>>>

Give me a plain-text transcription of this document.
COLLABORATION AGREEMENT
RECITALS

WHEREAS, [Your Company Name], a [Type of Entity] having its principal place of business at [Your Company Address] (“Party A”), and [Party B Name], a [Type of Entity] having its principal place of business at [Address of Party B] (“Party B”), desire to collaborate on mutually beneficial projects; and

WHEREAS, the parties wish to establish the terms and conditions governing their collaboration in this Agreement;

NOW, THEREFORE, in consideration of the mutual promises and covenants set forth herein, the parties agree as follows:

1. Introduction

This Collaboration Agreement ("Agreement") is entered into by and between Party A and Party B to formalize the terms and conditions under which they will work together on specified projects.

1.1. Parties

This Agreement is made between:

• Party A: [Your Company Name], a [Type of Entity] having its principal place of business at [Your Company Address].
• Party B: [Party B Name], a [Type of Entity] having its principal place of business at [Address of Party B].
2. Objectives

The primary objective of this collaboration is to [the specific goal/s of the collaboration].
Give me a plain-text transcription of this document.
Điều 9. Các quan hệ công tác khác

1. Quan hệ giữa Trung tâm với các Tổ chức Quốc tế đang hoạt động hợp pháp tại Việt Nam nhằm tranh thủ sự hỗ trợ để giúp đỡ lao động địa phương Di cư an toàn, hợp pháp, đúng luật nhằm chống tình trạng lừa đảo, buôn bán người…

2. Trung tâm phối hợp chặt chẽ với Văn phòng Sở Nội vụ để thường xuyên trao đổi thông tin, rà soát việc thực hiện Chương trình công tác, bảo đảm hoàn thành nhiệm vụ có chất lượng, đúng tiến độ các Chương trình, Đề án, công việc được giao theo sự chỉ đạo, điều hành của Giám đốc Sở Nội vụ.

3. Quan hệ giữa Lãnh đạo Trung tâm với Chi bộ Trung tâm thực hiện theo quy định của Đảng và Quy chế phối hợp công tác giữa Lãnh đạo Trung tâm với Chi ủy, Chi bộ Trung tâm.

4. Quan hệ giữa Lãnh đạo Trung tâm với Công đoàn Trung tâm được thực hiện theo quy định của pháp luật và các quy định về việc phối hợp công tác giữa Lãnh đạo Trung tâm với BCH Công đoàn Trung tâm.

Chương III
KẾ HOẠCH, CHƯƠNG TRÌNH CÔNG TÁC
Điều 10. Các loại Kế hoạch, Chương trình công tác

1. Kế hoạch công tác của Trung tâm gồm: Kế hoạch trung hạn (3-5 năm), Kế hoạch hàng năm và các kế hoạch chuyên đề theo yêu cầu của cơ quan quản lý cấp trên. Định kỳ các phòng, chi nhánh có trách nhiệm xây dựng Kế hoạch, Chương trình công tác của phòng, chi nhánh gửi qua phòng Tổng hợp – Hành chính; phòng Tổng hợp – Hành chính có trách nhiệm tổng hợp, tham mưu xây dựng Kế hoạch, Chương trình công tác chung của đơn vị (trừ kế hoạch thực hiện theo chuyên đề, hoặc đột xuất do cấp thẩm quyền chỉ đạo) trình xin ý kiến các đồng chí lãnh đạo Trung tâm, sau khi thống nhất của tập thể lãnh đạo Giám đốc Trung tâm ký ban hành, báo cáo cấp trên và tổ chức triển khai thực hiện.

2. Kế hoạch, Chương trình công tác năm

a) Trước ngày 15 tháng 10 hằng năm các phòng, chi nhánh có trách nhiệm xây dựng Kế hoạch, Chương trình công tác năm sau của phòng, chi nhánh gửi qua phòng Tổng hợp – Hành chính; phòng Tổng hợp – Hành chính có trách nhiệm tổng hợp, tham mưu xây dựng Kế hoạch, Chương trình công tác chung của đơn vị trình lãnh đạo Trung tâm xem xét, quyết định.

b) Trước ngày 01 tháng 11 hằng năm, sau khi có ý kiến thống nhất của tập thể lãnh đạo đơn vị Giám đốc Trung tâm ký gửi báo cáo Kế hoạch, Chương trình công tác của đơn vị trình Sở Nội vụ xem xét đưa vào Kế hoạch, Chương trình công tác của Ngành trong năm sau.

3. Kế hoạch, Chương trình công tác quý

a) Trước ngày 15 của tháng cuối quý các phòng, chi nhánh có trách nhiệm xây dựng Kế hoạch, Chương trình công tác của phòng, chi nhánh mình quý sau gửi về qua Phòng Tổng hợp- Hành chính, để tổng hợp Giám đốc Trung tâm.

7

<<<

* _PROBLEM DETAILS_: Read through the entries and copy each line in which "tháng" appears.

* _IN RESPONSE_:
a) Trước ngày 15 tháng 10 hằng năm các phòng, chi nhánh có trách nhiệm xây dựng Kế hoạch, Chương trình công tác năm sau của phòng, chi nhánh gửi qua phòng Tổng hợp – Hành chính; phòng Tổng hợp – Hành chính có trách nhiệm tổng hợp, tham mưu xây dựng Kế hoạch, Chương trình công tác chung của đơn vị trình lãnh đạo Trung tâm xem xét, quyết định.
b) Trước ngày 01 tháng 11 hằng năm, sau khi có ý kiến thống nhất của tập thể lãnh đạo đơn vị Giám đốc Trung tâm ký gửi báo cáo Kế hoạch, Chương trình công tác của đơn vị trình Sở Nội vụ xem xét đưa vào Kế hoạch, Chương trình công tác của Ngành trong năm sau.
a) Trước ngày 15 của tháng cuối quý các phòng, chi nhánh có trách nhiệm xây dựng Kế hoạch, Chương trình công tác của phòng, chi nhánh mình quý sau gửi về qua Phòng Tổng hợp- Hành chính, để tổng hợp Giám đốc Trung tâm.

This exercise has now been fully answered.